[STUDY QUESTIONS]
**A)** In the excerpt on cardiomyopathy genes, in which state was the Asn654Lys variation found to be associated with nonfamilial idiopathic DCM?
**B)** Condense the paragraph of the excerpt on cardiomyopathy genes that begins "Abnormalities in genes for cytoskeletal proteins" into a short bulleted list that keeps its main facts.

(DOCUMENT SEGMENT begins)

Ichida et al. suggest that studies of patients with myocardial disorders having prominent systolic dysfunction should include evaluation of members of the cytoskeleton-sarcolemma complex, as well as G4.5, as candidate genes (80).
5.44. HS426 (nebulette) gene
Abnormalities in genes for cytoskeletal proteins related to Z-disc function have been reported to cause idiopathic DCM. Therefore, the genomic organization of the gene for nebulette, a novel actin-binding Z-disc protein, may be an interesting investigational field. Arimura et al. found that the Asn654Lys variation was associated with nonfamilial idiopathic DCM only in the homozygous state and no increase in frequency of heterozygotes was observed in the patients (78). Because the Asn654Lys variant of nebulette is the polymorphism present in the healthy population, the functional difference between the alleles of nebulette may not be so large as to cause any disease phenotypes in the heterozygous state. Further investigation into the functional alteration related to the Asn654Lys polymorphism will be required to demonstrate whether the polymorphism itself is related to the disease or whether it is merely a genetic marker linked to the susceptibility gene to idiopathic DCM.
5.45. Human cardiotrophin-1 gene (CTF1)
CT-1 (CTF1) belongs to the IL-6 family of cytokines and can stimulate cardiac myocyte growth in vitro, suggesting that the gp130-signaling pathway may play a role in cardiac hypertrophy. Erdmann et al. found genetic variants in the coding and promoter region of CT-1, which might modify gene function and gene expression (81).

(DOCUMENT SEGMENT ends)
(SOURCE INFORMATION begins)

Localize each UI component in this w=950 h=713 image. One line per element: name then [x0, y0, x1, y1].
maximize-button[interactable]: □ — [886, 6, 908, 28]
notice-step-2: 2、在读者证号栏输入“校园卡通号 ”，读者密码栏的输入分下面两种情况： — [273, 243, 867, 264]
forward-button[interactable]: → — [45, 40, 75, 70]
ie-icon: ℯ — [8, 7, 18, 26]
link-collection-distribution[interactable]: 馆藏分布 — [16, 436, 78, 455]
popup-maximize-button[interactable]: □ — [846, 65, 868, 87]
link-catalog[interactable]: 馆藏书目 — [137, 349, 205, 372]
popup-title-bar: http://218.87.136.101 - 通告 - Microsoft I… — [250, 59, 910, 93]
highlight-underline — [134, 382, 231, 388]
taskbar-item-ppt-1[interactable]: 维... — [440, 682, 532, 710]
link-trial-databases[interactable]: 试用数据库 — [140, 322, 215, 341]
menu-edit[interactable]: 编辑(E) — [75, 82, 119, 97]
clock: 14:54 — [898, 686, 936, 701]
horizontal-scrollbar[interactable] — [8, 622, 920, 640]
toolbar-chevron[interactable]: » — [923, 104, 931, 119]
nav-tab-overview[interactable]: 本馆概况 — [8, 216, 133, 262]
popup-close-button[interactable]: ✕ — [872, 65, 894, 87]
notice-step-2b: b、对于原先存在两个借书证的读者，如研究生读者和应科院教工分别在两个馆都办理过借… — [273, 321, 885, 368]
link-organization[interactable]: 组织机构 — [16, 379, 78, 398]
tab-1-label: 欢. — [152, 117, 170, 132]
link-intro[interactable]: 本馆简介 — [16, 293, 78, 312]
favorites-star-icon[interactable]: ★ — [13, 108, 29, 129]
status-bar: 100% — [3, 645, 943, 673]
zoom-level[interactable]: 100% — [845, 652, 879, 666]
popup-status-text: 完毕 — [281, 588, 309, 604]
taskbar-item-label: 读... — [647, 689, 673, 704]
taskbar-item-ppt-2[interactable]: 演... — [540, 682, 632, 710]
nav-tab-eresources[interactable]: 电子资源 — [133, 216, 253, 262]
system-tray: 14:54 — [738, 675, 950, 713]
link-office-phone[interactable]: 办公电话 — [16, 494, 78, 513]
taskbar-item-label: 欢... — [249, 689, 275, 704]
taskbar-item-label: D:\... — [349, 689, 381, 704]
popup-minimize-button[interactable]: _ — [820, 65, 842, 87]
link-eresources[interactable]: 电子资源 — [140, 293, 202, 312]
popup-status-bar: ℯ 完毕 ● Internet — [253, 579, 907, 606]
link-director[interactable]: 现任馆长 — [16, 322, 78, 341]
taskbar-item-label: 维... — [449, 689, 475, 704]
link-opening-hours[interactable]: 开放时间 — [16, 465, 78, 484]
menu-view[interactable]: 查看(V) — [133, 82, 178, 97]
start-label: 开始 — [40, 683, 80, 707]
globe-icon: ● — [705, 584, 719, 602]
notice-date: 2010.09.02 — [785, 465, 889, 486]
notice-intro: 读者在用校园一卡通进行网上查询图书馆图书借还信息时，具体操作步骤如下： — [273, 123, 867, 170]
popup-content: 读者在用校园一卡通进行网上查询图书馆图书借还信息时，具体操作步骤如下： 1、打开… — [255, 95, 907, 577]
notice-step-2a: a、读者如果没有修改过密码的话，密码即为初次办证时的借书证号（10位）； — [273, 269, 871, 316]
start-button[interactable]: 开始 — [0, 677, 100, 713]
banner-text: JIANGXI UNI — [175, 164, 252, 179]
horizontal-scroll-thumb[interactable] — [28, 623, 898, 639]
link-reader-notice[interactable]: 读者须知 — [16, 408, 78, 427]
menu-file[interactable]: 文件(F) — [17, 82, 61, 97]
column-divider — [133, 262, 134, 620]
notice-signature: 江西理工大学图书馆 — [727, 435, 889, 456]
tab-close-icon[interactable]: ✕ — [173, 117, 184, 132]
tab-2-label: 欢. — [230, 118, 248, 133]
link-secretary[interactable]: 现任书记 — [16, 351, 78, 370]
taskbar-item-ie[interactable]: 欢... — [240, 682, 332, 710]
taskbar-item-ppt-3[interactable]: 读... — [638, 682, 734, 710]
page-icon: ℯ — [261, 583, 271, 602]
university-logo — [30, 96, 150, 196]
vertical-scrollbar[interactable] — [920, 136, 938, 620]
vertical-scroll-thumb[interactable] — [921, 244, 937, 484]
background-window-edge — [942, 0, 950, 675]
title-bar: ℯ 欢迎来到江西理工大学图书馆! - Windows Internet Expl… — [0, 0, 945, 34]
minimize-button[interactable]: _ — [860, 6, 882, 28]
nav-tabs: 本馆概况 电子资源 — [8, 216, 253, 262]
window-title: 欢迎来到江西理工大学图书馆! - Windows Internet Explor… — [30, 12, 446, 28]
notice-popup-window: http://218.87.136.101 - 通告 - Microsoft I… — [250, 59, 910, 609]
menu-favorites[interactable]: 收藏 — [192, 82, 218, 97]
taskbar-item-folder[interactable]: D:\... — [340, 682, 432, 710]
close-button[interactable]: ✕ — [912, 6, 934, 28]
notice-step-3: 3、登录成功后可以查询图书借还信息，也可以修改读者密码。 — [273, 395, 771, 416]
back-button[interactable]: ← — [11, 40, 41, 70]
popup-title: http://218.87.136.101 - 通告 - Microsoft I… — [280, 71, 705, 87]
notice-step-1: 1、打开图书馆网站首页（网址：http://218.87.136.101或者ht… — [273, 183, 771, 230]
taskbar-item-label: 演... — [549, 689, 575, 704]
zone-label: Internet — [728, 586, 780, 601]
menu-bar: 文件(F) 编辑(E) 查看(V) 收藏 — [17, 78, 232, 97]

(SOURCE INFORMATION ends)

[EXPECTED OUTPUTS]
**A)** Only in the homozygous state.

**B)**
- Abnormalities in genes for cytoskeletal proteins related to Z-disc function are reported to cause idiopathic DCM, so the gene for nebulette, a novel actin-binding Z-disc protein, may be worth investigating.
- Arimura et al. linked the Asn654Lys variation to nonfamilial idiopathic DCM only in the homozygous state. They saw no rise in heterozygote frequency among patients.
- Because this variant is a polymorphism found in healthy people, the difference between nebulette alleles may be too small to cause disease in heterozygotes.
- Further study is needed to show whether the polymorphism itself relates to the disease or is only a marker linked to a susceptibility gene.